::: TASK INPUTS :::
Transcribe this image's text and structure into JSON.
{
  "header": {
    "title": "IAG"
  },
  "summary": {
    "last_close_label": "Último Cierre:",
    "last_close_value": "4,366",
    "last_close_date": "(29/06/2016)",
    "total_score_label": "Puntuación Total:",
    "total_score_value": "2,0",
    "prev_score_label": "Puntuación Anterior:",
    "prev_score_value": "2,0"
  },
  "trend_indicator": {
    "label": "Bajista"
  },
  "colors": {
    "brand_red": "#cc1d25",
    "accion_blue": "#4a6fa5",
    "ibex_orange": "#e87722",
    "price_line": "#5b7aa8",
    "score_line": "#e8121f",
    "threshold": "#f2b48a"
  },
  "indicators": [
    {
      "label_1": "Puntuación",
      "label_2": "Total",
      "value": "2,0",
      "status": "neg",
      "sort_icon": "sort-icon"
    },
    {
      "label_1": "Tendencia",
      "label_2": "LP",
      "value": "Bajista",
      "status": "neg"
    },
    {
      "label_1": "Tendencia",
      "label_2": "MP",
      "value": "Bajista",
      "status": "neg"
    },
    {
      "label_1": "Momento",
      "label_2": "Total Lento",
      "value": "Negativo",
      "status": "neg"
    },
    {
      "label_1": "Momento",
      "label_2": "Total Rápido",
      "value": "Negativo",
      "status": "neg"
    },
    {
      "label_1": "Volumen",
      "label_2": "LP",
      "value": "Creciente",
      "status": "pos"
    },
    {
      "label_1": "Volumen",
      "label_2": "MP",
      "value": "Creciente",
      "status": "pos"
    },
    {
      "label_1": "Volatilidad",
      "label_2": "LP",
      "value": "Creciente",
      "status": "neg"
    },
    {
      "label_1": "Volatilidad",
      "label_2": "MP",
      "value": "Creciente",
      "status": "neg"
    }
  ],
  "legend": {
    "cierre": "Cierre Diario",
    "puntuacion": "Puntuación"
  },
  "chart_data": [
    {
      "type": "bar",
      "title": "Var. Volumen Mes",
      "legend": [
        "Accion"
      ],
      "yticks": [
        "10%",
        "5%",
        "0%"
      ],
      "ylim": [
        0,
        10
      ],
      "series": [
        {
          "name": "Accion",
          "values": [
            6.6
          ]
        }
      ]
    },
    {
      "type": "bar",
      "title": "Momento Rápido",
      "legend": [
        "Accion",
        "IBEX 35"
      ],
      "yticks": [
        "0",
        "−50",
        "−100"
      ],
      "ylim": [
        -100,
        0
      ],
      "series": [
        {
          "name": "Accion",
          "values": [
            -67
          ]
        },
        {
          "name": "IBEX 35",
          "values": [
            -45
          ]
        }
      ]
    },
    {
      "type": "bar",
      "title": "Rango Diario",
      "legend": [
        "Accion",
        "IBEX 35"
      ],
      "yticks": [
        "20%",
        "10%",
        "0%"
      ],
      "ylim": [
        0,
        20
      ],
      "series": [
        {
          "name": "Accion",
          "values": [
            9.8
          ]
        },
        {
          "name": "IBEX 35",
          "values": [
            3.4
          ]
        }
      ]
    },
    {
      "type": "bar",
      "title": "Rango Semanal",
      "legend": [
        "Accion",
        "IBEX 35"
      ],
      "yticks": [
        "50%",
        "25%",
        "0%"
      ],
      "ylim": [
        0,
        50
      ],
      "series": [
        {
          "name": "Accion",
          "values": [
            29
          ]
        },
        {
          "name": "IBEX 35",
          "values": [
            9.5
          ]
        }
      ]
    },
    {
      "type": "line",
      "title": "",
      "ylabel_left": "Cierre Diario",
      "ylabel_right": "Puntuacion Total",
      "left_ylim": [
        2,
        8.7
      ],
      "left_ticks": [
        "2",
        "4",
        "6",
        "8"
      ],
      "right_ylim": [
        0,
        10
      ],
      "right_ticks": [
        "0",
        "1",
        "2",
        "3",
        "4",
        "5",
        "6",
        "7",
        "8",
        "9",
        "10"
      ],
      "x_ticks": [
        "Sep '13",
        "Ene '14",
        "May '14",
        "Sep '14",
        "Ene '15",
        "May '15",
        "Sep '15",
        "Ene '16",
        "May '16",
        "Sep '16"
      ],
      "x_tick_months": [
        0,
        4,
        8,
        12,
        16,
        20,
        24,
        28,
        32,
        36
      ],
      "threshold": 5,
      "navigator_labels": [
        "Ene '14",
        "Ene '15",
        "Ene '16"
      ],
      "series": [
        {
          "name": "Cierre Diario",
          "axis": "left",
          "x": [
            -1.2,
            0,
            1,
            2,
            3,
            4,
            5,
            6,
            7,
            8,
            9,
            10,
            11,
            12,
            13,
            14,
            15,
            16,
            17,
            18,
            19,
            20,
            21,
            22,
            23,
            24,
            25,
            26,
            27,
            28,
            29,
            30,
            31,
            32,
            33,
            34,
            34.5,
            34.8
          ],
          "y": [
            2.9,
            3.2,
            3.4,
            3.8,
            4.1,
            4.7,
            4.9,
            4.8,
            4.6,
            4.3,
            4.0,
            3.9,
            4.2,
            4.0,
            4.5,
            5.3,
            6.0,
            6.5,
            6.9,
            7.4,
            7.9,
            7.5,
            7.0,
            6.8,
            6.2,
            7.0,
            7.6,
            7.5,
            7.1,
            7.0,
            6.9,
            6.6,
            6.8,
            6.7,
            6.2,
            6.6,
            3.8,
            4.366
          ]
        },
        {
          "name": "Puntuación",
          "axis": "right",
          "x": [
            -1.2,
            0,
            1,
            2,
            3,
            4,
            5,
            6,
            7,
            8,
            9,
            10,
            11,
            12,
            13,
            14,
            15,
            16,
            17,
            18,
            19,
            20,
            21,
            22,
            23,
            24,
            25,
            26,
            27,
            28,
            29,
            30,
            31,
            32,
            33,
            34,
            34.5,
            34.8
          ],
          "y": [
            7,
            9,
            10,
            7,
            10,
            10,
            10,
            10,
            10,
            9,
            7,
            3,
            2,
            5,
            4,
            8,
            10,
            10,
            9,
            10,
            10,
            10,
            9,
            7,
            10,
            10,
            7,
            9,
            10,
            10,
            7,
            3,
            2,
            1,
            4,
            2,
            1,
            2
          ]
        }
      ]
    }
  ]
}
:::
[PROBLEM] Give the entries once more, exactly as they appear.

[TASK RESPONSE]
Transcribe this image's text and structure into JSON.
{
  "header": {
    "title": "IAG"
  },
  "summary": {
    "last_close_label": "Último Cierre:",
    "last_close_value": "4,366",
    "last_close_date": "(29/06/2016)",
    "total_score_label": "Puntuación Total:",
    "total_score_value": "2,0",
    "prev_score_label": "Puntuación Anterior:",
    "prev_score_value": "2,0"
  },
  "trend_indicator": {
    "label": "Bajista"
  },
  "colors": {
    "brand_red": "#cc1d25",
    "accion_blue": "#4a6fa5",
    "ibex_orange": "#e87722",
    "price_line": "#5b7aa8",
    "score_line": "#e8121f",
    "threshold": "#f2b48a"
  },
  "indicators": [
    {
      "label_1": "Puntuación",
      "label_2": "Total",
      "value": "2,0",
      "status": "neg",
      "sort_icon": "sort-icon"
    },
    {
      "label_1": "Tendencia",
      "label_2": "LP",
      "value": "Bajista",
      "status": "neg"
    },
    {
      "label_1": "Tendencia",
      "label_2": "MP",
      "value": "Bajista",
      "status": "neg"
    },
    {
      "label_1": "Momento",
      "label_2": "Total Lento",
      "value": "Negativo",
      "status": "neg"
    },
    {
      "label_1": "Momento",
      "label_2": "Total Rápido",
      "value": "Negativo",
      "status": "neg"
    },
    {
      "label_1": "Volumen",
      "label_2": "LP",
      "value": "Creciente",
      "status": "pos"
    },
    {
      "label_1": "Volumen",
      "label_2": "MP",
      "value": "Creciente",
      "status": "pos"
    },
    {
      "label_1": "Volatilidad",
      "label_2": "LP",
      "value": "Creciente",
      "status": "neg"
    },
    {
      "label_1": "Volatilidad",
      "label_2": "MP",
      "value": "Creciente",
      "status": "neg"
    }
  ],
  "legend": {
    "cierre": "Cierre Diario",
    "puntuacion": "Puntuación"
  },
  "chart_data": [
    {
      "type": "bar",
      "title": "Var. Volumen Mes",
      "legend": [
        "Accion"
      ],
      "yticks": [
        "10%",
        "5%",
        "0%"
      ],
      "ylim": [
        0,
        10
      ],
      "series": [
        {
          "name": "Accion",
          "values": [
            6.6
          ]
        }
      ]
    },
    {
      "type": "bar",
      "title": "Momento Rápido",
      "legend": [
        "Accion",
        "IBEX 35"
      ],
      "yticks": [
        "0",
        "−50",
        "−100"
      ],
      "ylim": [
        -100,
        0
      ],
      "series": [
        {
          "name": "Accion",
          "values": [
            -67
          ]
        },
        {
          "name": "IBEX 35",
          "values": [
            -45
          ]
        }
      ]
    },
    {
      "type": "bar",
      "title": "Rango Diario",
      "legend": [
        "Accion",
        "IBEX 35"
      ],
      "yticks": [
        "20%",
        "10%",
        "0%"
      ],
      "ylim": [
        0,
        20
      ],
      "series": [
        {
          "name": "Accion",
          "values": [
            9.8
          ]
        },
        {
          "name": "IBEX 35",
          "values": [
            3.4
          ]
        }
      ]
    },
    {
      "type": "bar",
      "title": "Rango Semanal",
      "legend": [
        "Accion",
        "IBEX 35"
      ],
      "yticks": [
        "50%",
        "25%",
        "0%"
      ],
      "ylim": [
        0,
        50
      ],
      "series": [
        {
          "name": "Accion",
          "values": [
            29
          ]
        },
        {
          "name": "IBEX 35",
          "values": [
            9.5
          ]
        }
      ]
    },
    {
      "type": "line",
      "title": "",
      "ylabel_left": "Cierre Diario",
      "ylabel_right": "Puntuacion Total",
      "left_ylim": [
        2,
        8.7
      ],
      "left_ticks": [
        "2",
        "4",
        "6",
        "8"
      ],
      "right_ylim": [
        0,
        10
      ],
      "right_ticks": [
        "0",
        "1",
        "2",
        "3",
        "4",
        "5",
        "6",
        "7",
        "8",
        "9",
        "10"
      ],
      "x_ticks": [
        "Sep '13",
        "Ene '14",
        "May '14",
        "Sep '14",
        "Ene '15",
        "May '15",
        "Sep '15",
        "Ene '16",
        "May '16",
        "Sep '16"
      ],
      "x_tick_months": [
        0,
        4,
        8,
        12,
        16,
        20,
        24,
        28,
        32,
        36
      ],
      "threshold": 5,
      "navigator_labels": [
        "Ene '14",
        "Ene '15",
        "Ene '16"
      ],
      "series": [
        {
          "name": "Cierre Diario",
          "axis": "left",
          "x": [
            -1.2,
            0,
            1,
            2,
            3,
            4,
            5,
            6,
            7,
            8,
            9,
            10,
            11,
            12,
            13,
            14,
            15,
            16,
            17,
            18,
            19,
            20,
            21,
            22,
            23,
            24,
            25,
            26,
            27,
            28,
            29,
            30,
            31,
            32,
            33,
            34,
            34.5,
            34.8
          ],
          "y": [
            2.9,
            3.2,
            3.4,
            3.8,
            4.1,
            4.7,
            4.9,
            4.8,
            4.6,
            4.3,
            4.0,
            3.9,
            4.2,
            4.0,
            4.5,
            5.3,
            6.0,
            6.5,
            6.9,
            7.4,
            7.9,
            7.5,
            7.0,
            6.8,
            6.2,
            7.0,
            7.6,
            7.5,
            7.1,
            7.0,
            6.9,
            6.6,
            6.8,
            6.7,
            6.2,
            6.6,
            3.8,
            4.366
          ]
        },
        {
          "name": "Puntuación",
          "axis": "right",
          "x": [
            -1.2,
            0,
            1,
            2,
            3,
            4,
            5,
            6,
            7,
            8,
            9,
            10,
            11,
            12,
            13,
            14,
            15,
            16,
            17,
            18,
            19,
            20,
            21,
            22,
            23,
            24,
            25,
            26,
            27,
            28,
            29,
            30,
            31,
            32,
            33,
            34,
            34.5,
            34.8
          ],
          "y": [
            7,
            9,
            10,
            7,
            10,
            10,
            10,
            10,
            10,
            9,
            7,
            3,
            2,
            5,
            4,
            8,
            10,
            10,
            9,
            10,
            10,
            10,
            9,
            7,
            10,
            10,
            7,
            9,
            10,
            10,
            7,
            3,
            2,
            1,
            4,
            2,
            1,
            2
          ]
        }
      ]
    }
  ]
}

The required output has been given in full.